**Problem statement**: Which lines contain the string "Luma"? Please list every one of them.
+++ Provided information
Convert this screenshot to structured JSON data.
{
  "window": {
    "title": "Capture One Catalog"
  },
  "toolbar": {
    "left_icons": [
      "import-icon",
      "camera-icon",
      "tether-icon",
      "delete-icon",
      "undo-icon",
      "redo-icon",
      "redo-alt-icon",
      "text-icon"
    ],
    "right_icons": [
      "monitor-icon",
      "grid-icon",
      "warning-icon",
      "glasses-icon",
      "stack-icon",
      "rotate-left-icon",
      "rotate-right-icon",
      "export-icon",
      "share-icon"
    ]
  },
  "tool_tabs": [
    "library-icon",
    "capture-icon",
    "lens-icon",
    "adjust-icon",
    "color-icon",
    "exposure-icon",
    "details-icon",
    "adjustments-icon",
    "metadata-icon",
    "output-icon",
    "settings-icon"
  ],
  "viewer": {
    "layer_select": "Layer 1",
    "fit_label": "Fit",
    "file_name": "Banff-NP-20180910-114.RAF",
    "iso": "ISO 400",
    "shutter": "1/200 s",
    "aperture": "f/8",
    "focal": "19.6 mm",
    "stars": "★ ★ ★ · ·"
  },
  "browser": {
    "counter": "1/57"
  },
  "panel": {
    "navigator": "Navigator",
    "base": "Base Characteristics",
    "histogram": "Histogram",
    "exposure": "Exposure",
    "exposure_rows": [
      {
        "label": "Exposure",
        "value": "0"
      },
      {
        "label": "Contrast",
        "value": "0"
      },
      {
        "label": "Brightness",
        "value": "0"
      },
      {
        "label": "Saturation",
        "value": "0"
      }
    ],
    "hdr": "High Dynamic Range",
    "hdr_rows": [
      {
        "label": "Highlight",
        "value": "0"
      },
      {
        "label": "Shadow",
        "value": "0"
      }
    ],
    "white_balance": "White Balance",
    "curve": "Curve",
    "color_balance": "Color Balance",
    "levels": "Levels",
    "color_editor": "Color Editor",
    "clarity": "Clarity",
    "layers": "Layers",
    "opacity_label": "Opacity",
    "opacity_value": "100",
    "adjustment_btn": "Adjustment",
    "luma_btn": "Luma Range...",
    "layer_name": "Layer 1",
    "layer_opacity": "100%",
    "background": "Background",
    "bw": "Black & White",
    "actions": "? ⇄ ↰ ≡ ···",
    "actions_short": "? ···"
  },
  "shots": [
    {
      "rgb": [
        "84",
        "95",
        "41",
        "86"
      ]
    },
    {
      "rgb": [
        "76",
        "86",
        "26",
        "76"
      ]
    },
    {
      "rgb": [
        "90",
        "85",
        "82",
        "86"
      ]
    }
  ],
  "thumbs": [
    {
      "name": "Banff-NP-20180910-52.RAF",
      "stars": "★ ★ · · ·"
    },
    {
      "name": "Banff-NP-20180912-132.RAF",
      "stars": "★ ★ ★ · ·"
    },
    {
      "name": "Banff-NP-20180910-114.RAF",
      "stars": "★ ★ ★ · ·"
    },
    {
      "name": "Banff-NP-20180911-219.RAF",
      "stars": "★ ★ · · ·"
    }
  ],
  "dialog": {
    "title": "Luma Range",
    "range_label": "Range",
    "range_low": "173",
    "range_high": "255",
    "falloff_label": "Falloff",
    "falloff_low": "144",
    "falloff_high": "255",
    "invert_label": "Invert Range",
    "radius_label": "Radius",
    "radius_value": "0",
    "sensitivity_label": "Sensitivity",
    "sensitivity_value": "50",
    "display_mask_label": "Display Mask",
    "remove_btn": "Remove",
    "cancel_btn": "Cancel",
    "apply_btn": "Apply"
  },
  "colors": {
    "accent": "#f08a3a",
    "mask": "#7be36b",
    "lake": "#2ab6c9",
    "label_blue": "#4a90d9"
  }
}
++++++
**Problem solution**:
    "luma_btn": "Luma Range...",
    "title": "Luma Range",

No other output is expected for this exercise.